* _Task brief_
Write out each line exactly as it stands, please.

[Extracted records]
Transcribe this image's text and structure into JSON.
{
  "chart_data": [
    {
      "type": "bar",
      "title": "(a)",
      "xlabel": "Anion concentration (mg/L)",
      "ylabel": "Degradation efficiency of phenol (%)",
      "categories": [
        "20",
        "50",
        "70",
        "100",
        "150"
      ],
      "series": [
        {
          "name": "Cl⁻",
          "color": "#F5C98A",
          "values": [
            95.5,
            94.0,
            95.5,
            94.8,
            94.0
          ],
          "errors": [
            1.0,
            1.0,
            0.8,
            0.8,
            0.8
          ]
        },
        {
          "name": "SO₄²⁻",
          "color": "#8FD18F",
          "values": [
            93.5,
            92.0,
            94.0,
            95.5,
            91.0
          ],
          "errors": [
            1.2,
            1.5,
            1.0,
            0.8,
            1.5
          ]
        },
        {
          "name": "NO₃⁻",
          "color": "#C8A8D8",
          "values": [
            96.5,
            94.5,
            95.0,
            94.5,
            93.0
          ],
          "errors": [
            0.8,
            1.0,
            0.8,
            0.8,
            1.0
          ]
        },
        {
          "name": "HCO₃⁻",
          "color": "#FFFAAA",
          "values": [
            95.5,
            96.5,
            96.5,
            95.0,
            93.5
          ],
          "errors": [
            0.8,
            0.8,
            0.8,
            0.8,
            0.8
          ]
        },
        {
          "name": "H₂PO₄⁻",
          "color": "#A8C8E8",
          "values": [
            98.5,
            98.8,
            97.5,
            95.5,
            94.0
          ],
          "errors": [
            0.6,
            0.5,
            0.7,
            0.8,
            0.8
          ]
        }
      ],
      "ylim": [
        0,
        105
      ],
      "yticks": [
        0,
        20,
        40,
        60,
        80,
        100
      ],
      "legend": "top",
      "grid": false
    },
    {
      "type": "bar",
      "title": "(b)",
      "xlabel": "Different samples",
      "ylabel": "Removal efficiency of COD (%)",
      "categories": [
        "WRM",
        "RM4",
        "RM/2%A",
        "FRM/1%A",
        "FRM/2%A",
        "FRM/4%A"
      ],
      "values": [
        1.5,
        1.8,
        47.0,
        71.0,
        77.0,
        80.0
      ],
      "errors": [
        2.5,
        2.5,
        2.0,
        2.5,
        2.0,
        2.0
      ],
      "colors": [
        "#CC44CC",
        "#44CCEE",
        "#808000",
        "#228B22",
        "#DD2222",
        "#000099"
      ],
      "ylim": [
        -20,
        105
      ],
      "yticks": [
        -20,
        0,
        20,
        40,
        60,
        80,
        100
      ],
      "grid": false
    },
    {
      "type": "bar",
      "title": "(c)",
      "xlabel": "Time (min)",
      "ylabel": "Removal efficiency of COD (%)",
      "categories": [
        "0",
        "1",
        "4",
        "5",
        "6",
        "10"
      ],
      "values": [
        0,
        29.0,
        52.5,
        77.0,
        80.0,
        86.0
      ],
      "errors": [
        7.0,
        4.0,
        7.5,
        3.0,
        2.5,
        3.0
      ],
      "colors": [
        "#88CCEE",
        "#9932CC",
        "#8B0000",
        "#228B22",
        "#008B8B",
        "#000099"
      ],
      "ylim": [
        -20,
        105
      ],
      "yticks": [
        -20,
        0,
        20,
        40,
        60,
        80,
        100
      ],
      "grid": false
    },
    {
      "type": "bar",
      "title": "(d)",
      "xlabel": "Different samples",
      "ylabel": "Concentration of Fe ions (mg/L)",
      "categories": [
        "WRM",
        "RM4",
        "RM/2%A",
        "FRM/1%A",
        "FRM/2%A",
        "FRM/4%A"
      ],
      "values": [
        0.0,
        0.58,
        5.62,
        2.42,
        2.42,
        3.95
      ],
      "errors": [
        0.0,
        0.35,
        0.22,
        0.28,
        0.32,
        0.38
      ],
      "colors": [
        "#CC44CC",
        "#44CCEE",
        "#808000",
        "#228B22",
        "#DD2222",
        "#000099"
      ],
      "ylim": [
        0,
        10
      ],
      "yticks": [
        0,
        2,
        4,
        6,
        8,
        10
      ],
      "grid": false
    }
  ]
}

* _Task output_
Transcribe this image's text and structure into JSON.
{
  "chart_data": [
    {
      "type": "bar",
      "title": "(a)",
      "xlabel": "Anion concentration (mg/L)",
      "ylabel": "Degradation efficiency of phenol (%)",
      "categories": [
        "20",
        "50",
        "70",
        "100",
        "150"
      ],
      "series": [
        {
          "name": "Cl⁻",
          "color": "#F5C98A",
          "values": [
            95.5,
            94.0,
            95.5,
            94.8,
            94.0
          ],
          "errors": [
            1.0,
            1.0,
            0.8,
            0.8,
            0.8
          ]
        },
        {
          "name": "SO₄²⁻",
          "color": "#8FD18F",
          "values": [
            93.5,
            92.0,
            94.0,
            95.5,
            91.0
          ],
          "errors": [
            1.2,
            1.5,
            1.0,
            0.8,
            1.5
          ]
        },
        {
          "name": "NO₃⁻",
          "color": "#C8A8D8",
          "values": [
            96.5,
            94.5,
            95.0,
            94.5,
            93.0
          ],
          "errors": [
            0.8,
            1.0,
            0.8,
            0.8,
            1.0
          ]
        },
        {
          "name": "HCO₃⁻",
          "color": "#FFFAAA",
          "values": [
            95.5,
            96.5,
            96.5,
            95.0,
            93.5
          ],
          "errors": [
            0.8,
            0.8,
            0.8,
            0.8,
            0.8
          ]
        },
        {
          "name": "H₂PO₄⁻",
          "color": "#A8C8E8",
          "values": [
            98.5,
            98.8,
            97.5,
            95.5,
            94.0
          ],
          "errors": [
            0.6,
            0.5,
            0.7,
            0.8,
            0.8
          ]
        }
      ],
      "ylim": [
        0,
        105
      ],
      "yticks": [
        0,
        20,
        40,
        60,
        80,
        100
      ],
      "legend": "top",
      "grid": false
    },
    {
      "type": "bar",
      "title": "(b)",
      "xlabel": "Different samples",
      "ylabel": "Removal efficiency of COD (%)",
      "categories": [
        "WRM",
        "RM4",
        "RM/2%A",
        "FRM/1%A",
        "FRM/2%A",
        "FRM/4%A"
      ],
      "values": [
        1.5,
        1.8,
        47.0,
        71.0,
        77.0,
        80.0
      ],
      "errors": [
        2.5,
        2.5,
        2.0,
        2.5,
        2.0,
        2.0
      ],
      "colors": [
        "#CC44CC",
        "#44CCEE",
        "#808000",
        "#228B22",
        "#DD2222",
        "#000099"
      ],
      "ylim": [
        -20,
        105
      ],
      "yticks": [
        -20,
        0,
        20,
        40,
        60,
        80,
        100
      ],
      "grid": false
    },
    {
      "type": "bar",
      "title": "(c)",
      "xlabel": "Time (min)",
      "ylabel": "Removal efficiency of COD (%)",
      "categories": [
        "0",
        "1",
        "4",
        "5",
        "6",
        "10"
      ],
      "values": [
        0,
        29.0,
        52.5,
        77.0,
        80.0,
        86.0
      ],
      "errors": [
        7.0,
        4.0,
        7.5,
        3.0,
        2.5,
        3.0
      ],
      "colors": [
        "#88CCEE",
        "#9932CC",
        "#8B0000",
        "#228B22",
        "#008B8B",
        "#000099"
      ],
      "ylim": [
        -20,
        105
      ],
      "yticks": [
        -20,
        0,
        20,
        40,
        60,
        80,
        100
      ],
      "grid": false
    },
    {
      "type": "bar",
      "title": "(d)",
      "xlabel": "Different samples",
      "ylabel": "Concentration of Fe ions (mg/L)",
      "categories": [
        "WRM",
        "RM4",
        "RM/2%A",
        "FRM/1%A",
        "FRM/2%A",
        "FRM/4%A"
      ],
      "values": [
        0.0,
        0.58,
        5.62,
        2.42,
        2.42,
        3.95
      ],
      "errors": [
        0.0,
        0.35,
        0.22,
        0.28,
        0.32,
        0.38
      ],
      "colors": [
        "#CC44CC",
        "#44CCEE",
        "#808000",
        "#228B22",
        "#DD2222",
        "#000099"
      ],
      "ylim": [
        0,
        10
      ],
      "yticks": [
        0,
        2,
        4,
        6,
        8,
        10
      ],
      "grid": false
    }
  ]
}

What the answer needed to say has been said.